## Work to do
Examine each line of the data. Copy those that contain the string "image".

## Listing
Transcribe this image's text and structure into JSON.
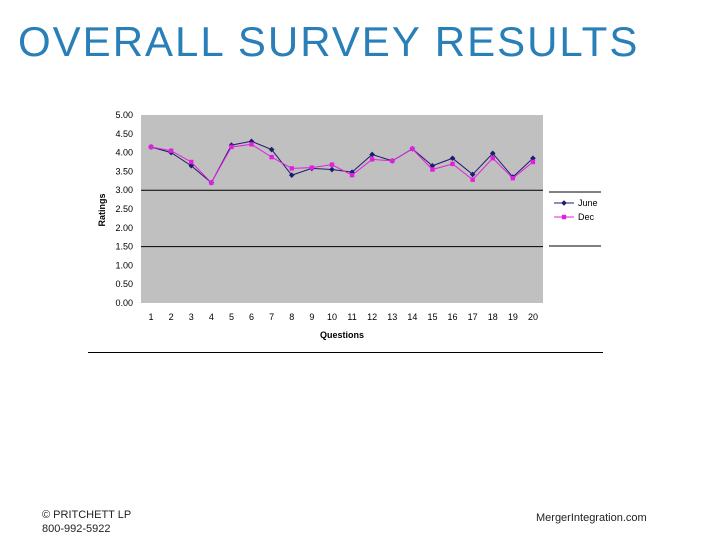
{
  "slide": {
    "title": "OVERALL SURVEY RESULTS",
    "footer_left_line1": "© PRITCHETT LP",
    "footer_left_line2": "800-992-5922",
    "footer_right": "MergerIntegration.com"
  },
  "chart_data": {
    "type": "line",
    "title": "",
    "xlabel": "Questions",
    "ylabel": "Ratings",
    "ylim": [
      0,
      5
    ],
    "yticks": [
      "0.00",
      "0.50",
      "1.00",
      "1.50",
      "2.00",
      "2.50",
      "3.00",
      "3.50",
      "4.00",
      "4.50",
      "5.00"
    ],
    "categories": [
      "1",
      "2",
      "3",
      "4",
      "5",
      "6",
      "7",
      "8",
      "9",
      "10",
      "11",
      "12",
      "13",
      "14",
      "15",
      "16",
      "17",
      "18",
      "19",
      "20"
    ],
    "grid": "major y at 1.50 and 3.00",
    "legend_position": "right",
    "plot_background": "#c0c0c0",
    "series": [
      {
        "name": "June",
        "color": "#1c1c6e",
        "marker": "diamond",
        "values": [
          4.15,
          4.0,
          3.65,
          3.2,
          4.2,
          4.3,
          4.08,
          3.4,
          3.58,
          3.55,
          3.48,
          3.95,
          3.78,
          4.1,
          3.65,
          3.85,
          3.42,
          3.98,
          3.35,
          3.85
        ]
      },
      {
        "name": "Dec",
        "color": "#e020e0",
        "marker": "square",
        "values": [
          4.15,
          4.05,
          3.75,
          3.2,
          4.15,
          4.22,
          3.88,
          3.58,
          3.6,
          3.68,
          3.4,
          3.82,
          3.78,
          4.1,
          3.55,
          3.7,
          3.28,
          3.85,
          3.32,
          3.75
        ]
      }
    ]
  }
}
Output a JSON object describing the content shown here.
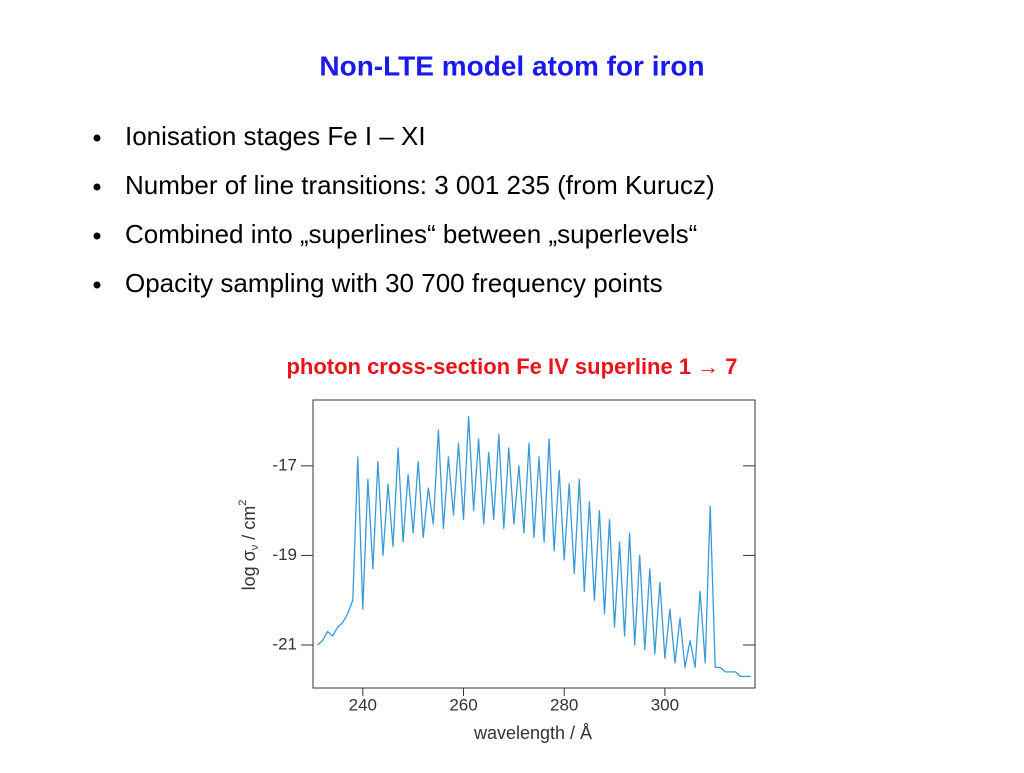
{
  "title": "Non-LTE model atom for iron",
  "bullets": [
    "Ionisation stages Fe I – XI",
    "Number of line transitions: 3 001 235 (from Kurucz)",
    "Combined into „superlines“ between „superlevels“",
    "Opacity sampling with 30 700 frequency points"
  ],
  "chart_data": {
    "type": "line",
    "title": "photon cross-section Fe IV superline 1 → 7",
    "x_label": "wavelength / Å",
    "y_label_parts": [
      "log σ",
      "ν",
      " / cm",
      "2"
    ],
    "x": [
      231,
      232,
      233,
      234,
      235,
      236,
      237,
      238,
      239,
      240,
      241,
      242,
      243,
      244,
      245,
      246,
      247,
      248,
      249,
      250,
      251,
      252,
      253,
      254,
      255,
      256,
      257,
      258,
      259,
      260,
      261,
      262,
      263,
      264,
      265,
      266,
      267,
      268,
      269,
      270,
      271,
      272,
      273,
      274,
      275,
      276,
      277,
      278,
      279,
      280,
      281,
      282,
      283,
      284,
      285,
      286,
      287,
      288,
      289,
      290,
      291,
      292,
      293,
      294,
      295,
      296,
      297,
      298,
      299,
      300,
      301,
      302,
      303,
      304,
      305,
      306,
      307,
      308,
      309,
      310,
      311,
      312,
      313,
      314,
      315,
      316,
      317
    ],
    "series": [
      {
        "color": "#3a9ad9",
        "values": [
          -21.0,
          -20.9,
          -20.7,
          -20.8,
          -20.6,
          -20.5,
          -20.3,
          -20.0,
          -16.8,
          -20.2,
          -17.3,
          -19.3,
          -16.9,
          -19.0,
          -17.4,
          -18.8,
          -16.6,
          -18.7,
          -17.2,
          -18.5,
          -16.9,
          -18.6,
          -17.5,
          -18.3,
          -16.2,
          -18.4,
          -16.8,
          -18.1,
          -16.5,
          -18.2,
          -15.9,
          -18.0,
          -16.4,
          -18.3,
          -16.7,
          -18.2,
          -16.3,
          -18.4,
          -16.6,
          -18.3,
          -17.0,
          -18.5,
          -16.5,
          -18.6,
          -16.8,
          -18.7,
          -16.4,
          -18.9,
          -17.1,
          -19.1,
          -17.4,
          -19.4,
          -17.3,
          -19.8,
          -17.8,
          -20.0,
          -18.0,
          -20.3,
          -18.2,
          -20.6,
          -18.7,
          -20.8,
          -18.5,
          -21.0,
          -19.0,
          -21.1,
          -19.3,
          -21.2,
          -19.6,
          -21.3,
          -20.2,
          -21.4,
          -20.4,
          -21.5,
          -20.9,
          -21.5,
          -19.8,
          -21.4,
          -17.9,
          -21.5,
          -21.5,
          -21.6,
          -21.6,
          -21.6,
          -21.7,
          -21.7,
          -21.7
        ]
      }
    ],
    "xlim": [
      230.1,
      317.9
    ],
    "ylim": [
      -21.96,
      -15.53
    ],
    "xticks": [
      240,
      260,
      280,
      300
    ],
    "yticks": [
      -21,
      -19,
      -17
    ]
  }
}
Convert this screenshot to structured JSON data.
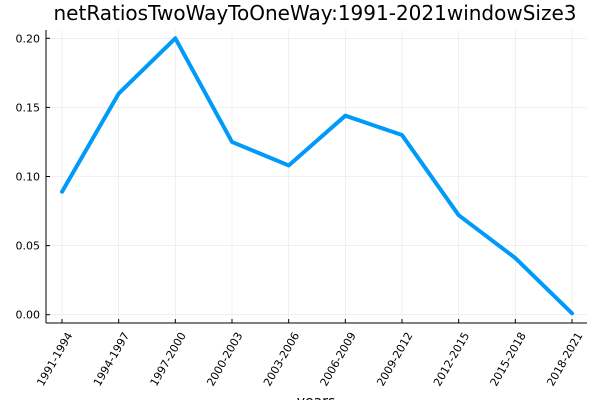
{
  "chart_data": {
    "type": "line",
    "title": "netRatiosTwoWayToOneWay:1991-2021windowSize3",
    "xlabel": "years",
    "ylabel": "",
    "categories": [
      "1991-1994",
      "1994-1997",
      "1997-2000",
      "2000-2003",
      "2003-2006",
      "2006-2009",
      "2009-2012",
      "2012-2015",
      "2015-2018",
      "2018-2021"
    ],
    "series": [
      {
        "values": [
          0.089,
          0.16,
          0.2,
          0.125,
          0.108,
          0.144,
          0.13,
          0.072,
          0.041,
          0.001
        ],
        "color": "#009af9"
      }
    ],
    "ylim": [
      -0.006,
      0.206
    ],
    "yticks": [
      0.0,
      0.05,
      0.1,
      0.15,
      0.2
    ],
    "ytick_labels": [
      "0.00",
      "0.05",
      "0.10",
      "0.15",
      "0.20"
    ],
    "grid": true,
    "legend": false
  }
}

---

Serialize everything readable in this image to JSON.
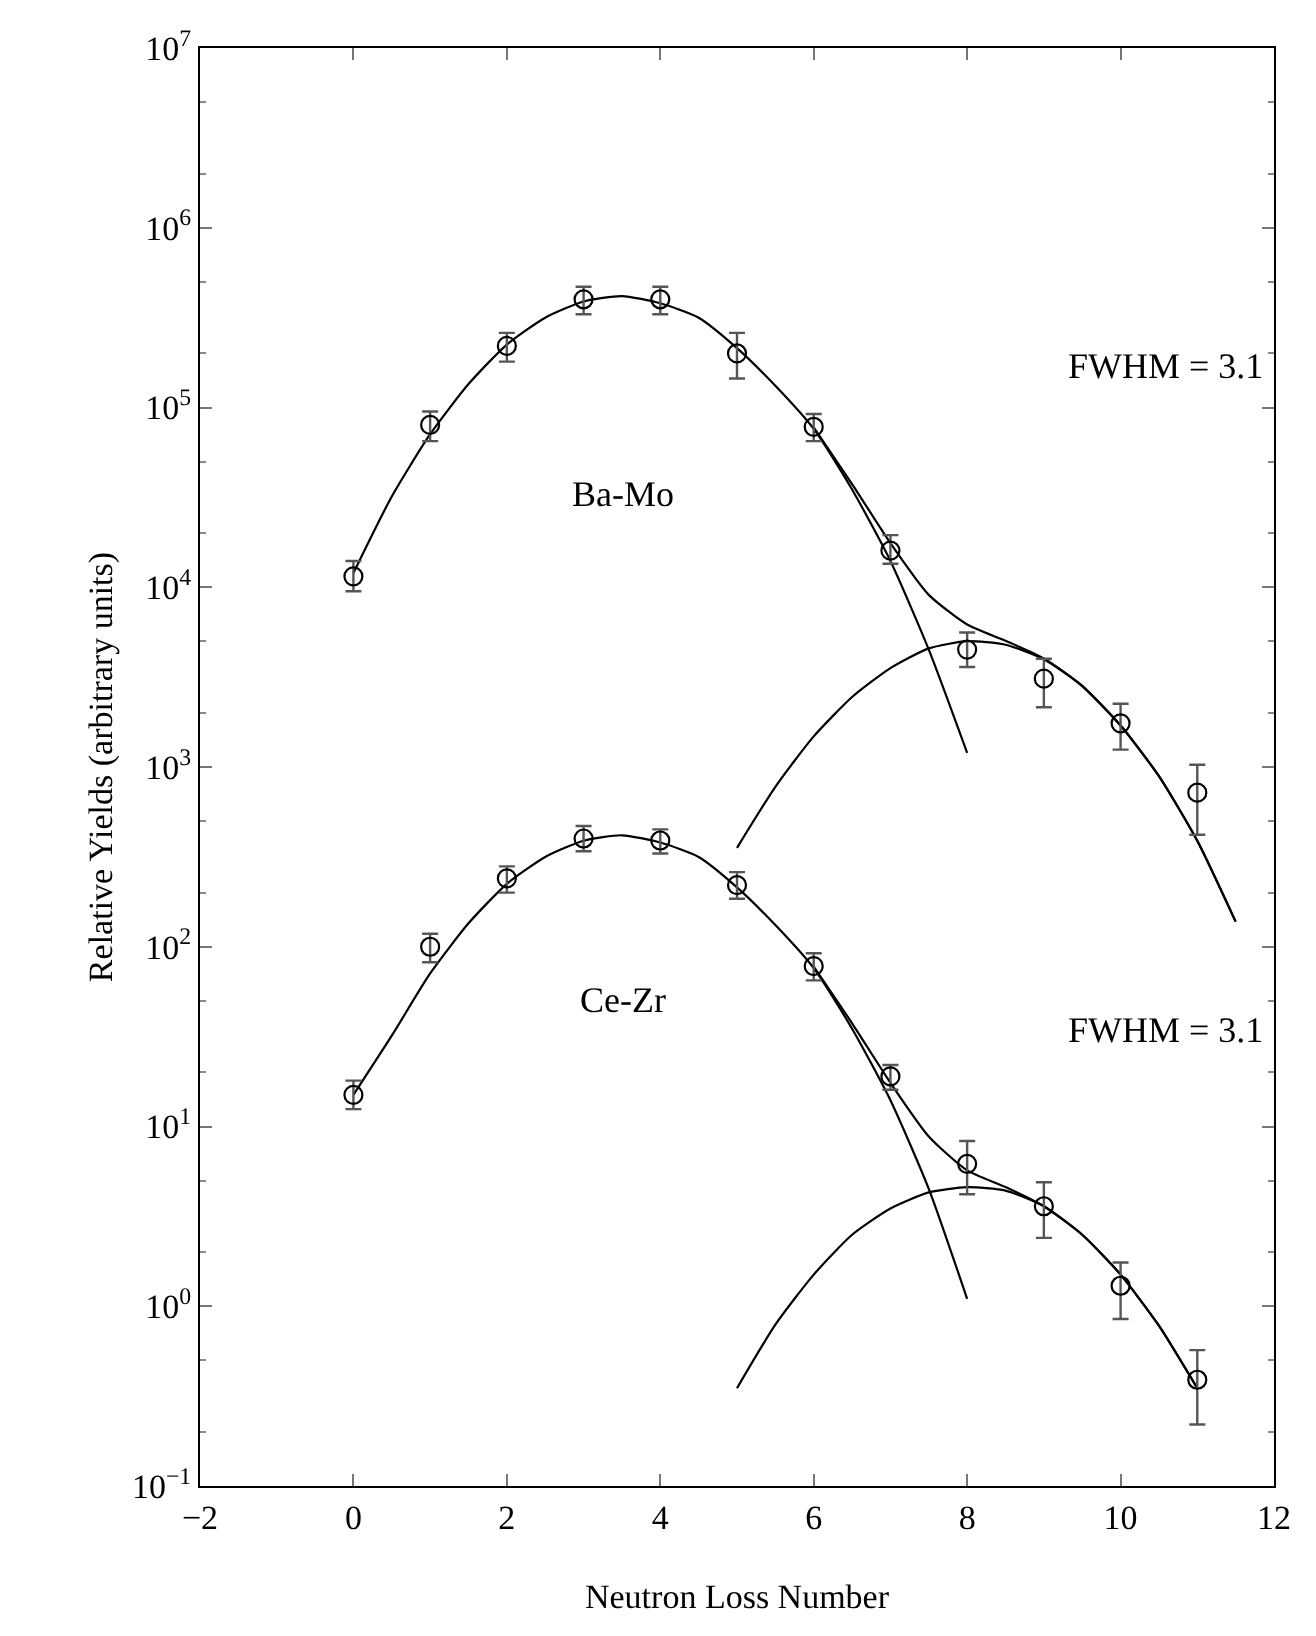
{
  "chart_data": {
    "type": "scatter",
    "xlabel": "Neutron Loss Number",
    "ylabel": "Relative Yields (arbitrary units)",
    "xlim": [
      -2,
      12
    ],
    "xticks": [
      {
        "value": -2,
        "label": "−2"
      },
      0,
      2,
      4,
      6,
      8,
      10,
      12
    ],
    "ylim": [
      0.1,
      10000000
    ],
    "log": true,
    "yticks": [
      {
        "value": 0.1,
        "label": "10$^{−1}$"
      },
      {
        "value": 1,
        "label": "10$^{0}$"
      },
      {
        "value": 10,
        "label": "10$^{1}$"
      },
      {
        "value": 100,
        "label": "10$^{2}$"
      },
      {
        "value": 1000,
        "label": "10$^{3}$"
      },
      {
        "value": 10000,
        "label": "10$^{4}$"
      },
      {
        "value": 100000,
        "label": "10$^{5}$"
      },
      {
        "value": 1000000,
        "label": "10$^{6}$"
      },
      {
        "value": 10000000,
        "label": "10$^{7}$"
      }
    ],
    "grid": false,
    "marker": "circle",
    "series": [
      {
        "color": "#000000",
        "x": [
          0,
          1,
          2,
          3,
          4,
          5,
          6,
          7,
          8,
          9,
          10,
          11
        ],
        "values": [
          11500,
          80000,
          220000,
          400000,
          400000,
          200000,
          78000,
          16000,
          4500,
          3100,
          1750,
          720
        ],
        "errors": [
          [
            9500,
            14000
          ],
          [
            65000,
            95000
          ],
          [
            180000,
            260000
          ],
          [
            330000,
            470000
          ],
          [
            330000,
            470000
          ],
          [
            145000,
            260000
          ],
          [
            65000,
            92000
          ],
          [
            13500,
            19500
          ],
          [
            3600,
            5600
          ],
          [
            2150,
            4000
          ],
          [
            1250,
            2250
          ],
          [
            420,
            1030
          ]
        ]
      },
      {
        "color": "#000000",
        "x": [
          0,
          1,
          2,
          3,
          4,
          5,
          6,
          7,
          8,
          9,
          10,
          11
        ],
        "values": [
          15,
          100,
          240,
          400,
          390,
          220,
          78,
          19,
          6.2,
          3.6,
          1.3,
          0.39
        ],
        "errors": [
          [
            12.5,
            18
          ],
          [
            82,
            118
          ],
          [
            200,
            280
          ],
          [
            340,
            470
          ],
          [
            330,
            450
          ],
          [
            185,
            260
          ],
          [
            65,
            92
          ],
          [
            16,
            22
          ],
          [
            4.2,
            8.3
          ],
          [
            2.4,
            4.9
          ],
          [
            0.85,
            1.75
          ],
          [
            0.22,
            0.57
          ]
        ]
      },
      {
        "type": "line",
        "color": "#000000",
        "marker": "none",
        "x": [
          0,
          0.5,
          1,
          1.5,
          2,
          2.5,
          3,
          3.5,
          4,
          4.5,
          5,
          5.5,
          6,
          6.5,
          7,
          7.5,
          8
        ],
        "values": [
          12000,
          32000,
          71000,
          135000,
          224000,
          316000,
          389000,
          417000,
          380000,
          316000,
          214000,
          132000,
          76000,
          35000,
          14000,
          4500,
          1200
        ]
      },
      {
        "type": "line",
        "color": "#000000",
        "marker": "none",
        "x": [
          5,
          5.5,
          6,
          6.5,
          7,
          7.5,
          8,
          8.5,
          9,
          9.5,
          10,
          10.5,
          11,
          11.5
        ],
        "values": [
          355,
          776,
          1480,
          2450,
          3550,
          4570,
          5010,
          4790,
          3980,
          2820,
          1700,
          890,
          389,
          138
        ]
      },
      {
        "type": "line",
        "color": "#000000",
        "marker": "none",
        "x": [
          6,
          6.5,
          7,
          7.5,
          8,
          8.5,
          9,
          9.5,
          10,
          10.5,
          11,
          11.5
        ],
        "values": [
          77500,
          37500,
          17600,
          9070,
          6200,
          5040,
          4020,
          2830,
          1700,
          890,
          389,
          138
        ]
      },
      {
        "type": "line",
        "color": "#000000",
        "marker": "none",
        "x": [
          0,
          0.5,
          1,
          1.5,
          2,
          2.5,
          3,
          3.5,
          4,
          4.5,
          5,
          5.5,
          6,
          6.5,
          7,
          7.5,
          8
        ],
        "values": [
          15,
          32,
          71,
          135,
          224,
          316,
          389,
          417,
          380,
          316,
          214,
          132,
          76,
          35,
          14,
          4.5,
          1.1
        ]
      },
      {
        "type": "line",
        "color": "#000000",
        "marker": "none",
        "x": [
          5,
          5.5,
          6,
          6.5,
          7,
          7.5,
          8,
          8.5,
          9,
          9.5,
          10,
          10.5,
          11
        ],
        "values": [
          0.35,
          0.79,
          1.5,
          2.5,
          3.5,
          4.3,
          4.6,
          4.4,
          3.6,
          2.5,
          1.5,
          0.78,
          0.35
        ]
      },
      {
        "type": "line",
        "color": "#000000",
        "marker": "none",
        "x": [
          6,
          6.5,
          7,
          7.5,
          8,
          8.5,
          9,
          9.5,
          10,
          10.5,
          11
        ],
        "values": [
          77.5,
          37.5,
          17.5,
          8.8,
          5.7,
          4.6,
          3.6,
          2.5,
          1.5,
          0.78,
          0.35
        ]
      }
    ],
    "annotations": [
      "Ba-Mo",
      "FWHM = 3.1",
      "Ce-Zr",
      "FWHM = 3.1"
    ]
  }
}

## Full solution
Transcribe this image's text and structure into JSON.
Serialize everything readable in this image to JSON.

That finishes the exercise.